→ **Raw records**:
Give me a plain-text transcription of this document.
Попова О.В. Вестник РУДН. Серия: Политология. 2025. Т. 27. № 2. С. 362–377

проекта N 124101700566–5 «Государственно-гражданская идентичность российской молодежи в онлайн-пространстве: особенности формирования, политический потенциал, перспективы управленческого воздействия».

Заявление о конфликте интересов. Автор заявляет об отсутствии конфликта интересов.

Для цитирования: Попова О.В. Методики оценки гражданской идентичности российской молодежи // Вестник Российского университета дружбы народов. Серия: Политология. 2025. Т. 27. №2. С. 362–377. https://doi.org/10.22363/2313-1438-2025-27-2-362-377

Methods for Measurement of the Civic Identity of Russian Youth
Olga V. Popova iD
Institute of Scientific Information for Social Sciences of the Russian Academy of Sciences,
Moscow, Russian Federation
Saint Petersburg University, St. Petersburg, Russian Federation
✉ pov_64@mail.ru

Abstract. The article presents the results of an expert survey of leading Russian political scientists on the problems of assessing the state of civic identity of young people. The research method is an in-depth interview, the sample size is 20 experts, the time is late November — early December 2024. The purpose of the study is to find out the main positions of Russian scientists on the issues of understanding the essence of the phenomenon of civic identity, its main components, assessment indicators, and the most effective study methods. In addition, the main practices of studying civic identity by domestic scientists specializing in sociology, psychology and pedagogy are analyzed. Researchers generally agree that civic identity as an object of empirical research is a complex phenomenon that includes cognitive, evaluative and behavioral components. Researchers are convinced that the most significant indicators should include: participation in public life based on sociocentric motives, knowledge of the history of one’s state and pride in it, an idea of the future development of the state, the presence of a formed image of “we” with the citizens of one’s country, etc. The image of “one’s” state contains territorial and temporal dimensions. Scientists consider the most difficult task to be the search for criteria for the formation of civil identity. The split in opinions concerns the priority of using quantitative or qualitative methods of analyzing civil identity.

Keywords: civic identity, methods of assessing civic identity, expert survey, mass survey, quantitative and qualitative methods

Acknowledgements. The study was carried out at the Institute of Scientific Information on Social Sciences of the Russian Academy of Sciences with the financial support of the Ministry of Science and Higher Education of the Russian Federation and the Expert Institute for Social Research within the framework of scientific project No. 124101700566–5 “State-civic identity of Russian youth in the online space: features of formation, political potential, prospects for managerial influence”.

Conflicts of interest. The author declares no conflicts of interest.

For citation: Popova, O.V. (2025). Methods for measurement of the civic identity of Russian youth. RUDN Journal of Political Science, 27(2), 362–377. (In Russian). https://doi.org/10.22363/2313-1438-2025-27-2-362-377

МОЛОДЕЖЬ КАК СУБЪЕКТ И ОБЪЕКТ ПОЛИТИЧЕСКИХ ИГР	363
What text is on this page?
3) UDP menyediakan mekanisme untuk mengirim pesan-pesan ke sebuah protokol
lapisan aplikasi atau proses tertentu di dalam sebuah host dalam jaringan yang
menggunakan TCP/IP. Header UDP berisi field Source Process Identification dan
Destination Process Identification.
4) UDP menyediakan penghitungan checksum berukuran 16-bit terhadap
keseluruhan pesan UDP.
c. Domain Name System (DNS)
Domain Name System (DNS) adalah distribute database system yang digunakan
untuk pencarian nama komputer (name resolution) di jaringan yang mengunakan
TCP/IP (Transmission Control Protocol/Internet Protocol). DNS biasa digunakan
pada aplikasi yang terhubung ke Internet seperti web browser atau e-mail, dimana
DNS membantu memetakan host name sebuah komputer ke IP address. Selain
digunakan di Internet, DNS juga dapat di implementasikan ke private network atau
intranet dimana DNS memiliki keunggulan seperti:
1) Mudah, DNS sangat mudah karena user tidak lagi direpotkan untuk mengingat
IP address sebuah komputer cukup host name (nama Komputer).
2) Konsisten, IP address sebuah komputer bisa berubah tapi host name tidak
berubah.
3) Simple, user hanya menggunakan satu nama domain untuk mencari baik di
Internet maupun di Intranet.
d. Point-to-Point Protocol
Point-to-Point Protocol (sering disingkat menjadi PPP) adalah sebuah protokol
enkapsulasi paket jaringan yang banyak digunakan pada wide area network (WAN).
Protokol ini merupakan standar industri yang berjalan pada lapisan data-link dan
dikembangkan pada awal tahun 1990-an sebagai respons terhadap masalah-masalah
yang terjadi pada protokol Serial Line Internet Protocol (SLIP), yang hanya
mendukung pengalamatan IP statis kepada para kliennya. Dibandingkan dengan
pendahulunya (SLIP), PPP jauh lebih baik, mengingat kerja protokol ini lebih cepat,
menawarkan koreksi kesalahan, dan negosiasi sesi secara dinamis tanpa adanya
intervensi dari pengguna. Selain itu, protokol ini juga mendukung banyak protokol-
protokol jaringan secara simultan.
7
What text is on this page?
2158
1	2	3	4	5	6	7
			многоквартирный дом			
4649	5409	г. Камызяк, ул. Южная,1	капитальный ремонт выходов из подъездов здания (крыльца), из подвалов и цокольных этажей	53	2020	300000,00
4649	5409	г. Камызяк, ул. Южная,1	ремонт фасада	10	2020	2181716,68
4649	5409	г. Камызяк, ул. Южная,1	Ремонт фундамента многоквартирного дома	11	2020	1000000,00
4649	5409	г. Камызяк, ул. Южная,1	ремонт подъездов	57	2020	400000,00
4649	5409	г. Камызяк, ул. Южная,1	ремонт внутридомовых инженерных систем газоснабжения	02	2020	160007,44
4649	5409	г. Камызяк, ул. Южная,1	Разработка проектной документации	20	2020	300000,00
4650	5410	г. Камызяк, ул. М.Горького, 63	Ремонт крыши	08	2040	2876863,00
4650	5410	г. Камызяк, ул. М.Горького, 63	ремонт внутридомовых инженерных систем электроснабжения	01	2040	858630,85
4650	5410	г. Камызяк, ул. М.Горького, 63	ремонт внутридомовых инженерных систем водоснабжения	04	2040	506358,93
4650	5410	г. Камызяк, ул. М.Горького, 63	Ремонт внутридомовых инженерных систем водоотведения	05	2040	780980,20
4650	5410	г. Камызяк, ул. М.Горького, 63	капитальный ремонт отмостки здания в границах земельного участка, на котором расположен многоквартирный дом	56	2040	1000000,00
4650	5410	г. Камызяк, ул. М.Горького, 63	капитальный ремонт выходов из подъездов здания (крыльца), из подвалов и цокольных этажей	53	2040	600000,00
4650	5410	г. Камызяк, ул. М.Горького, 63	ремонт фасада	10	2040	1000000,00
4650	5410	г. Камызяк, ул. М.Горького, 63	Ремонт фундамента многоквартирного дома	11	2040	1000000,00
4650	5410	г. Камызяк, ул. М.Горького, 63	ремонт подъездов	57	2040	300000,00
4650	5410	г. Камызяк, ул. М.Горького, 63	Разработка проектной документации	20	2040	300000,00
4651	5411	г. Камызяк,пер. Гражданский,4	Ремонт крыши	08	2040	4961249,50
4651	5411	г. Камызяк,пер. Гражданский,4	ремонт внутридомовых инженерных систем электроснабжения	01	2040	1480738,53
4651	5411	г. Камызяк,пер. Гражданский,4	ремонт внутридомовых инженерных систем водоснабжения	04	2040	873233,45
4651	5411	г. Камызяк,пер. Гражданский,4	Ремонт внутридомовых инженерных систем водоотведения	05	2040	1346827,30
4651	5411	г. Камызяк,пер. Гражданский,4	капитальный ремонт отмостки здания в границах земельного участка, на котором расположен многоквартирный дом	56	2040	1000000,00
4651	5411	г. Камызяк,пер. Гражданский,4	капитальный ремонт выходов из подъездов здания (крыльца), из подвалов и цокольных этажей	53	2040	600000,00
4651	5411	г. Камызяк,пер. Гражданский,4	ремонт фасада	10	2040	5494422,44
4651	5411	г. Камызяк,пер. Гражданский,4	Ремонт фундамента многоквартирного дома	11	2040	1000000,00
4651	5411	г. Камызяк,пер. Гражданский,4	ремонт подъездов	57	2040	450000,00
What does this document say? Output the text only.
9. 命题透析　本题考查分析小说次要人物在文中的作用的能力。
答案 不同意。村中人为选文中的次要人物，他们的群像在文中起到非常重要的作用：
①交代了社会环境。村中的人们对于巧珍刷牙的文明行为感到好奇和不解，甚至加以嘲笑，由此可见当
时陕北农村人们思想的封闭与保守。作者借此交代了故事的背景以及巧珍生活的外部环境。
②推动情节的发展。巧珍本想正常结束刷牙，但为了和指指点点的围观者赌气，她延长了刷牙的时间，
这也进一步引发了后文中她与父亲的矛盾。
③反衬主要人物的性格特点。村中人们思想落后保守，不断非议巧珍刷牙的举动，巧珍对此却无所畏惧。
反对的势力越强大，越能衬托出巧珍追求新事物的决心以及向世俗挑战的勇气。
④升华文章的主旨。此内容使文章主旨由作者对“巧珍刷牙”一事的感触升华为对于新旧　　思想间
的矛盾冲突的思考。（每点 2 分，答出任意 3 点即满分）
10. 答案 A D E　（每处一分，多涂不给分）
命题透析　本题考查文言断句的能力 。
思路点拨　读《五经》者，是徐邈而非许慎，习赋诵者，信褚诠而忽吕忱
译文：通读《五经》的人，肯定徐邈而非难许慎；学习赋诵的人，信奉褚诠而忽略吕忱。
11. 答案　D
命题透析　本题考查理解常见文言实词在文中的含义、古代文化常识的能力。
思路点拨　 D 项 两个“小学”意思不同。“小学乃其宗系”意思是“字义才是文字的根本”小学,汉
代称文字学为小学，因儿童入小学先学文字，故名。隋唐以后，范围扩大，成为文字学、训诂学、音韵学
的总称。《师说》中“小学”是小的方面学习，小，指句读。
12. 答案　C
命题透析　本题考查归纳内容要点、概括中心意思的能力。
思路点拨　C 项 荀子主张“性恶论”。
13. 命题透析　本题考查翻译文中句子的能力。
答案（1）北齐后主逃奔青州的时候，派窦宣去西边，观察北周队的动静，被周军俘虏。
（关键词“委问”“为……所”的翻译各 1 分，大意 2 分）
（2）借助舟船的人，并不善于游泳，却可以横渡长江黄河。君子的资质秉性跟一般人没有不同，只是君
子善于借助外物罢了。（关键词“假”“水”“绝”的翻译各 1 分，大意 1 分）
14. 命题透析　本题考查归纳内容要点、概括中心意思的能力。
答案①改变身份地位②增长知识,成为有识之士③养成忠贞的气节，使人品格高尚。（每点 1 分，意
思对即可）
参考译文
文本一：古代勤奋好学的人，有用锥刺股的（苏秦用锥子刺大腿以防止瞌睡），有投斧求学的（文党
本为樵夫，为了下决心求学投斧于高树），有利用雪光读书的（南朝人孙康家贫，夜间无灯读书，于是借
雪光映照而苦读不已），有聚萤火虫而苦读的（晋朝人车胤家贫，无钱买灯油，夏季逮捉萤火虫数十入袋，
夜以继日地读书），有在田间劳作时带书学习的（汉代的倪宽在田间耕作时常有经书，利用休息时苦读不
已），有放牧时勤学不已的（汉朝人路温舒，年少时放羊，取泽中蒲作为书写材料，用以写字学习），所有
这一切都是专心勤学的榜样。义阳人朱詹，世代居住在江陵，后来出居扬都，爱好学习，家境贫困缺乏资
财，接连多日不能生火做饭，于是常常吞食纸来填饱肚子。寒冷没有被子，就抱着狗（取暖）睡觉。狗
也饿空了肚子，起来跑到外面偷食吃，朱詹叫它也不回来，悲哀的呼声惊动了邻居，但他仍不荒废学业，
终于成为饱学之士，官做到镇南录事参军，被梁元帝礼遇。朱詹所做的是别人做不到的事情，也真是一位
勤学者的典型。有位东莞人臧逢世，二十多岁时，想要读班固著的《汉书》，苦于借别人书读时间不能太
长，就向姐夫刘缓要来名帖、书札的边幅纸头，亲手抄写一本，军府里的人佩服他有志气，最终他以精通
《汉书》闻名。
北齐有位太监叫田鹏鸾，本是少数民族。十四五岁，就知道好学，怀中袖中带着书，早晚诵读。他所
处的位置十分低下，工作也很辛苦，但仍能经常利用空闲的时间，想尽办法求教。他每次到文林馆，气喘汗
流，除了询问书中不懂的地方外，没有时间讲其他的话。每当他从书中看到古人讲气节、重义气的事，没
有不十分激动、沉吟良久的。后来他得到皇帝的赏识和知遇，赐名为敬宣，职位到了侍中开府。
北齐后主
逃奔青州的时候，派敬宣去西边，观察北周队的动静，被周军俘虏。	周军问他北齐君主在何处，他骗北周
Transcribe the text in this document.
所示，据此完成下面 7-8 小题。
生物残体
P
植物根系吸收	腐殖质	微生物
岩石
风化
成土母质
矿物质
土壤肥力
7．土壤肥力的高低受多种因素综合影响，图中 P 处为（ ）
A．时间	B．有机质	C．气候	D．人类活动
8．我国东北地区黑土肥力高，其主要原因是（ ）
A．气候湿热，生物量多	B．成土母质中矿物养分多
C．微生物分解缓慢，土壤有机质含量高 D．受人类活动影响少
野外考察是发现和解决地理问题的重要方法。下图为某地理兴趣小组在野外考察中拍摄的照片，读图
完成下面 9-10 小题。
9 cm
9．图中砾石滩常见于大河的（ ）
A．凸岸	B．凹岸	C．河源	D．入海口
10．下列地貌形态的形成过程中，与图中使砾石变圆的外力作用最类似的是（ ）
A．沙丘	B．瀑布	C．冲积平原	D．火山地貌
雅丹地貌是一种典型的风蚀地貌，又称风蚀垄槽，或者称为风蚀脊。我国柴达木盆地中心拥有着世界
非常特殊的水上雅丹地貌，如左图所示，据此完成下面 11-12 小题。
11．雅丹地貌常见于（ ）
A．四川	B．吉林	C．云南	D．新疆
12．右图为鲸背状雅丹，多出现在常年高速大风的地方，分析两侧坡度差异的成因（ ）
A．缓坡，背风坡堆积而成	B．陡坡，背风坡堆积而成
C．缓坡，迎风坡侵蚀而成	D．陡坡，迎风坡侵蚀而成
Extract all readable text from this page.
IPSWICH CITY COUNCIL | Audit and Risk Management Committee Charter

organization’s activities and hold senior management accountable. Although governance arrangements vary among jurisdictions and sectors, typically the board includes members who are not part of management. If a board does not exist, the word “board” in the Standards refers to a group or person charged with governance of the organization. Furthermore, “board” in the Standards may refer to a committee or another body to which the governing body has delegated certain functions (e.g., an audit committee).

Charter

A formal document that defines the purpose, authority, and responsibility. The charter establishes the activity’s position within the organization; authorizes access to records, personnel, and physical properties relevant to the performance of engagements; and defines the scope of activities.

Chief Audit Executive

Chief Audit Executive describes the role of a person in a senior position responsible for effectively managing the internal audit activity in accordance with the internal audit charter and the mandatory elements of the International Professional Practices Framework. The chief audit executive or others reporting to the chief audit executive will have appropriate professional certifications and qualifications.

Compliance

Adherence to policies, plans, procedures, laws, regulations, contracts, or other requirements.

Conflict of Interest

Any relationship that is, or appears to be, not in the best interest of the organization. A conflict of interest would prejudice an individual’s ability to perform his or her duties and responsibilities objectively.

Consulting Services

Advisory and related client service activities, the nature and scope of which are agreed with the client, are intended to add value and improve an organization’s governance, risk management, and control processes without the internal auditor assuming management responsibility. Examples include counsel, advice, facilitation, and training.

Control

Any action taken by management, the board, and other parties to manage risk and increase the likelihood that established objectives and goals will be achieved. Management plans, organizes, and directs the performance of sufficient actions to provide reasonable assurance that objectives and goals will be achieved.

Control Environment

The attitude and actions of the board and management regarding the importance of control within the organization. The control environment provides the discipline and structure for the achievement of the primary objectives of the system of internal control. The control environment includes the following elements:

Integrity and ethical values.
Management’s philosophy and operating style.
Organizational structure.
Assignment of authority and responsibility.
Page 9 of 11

→ **Exercise aim**: For the listing above, identify each line bearing "участка".

→ **Complete answer**:
4650	5410	г. Камызяк, ул. М.Горького, 63	капитальный ремонт отмостки здания в границах земельного участка, на котором расположен многоквартирный дом	56	2040	1000000,00
4651	5411	г. Камызяк,пер. Гражданский,4	капитальный ремонт отмостки здания в границах земельного участка, на котором расположен многоквартирный дом	56	2040	1000000,00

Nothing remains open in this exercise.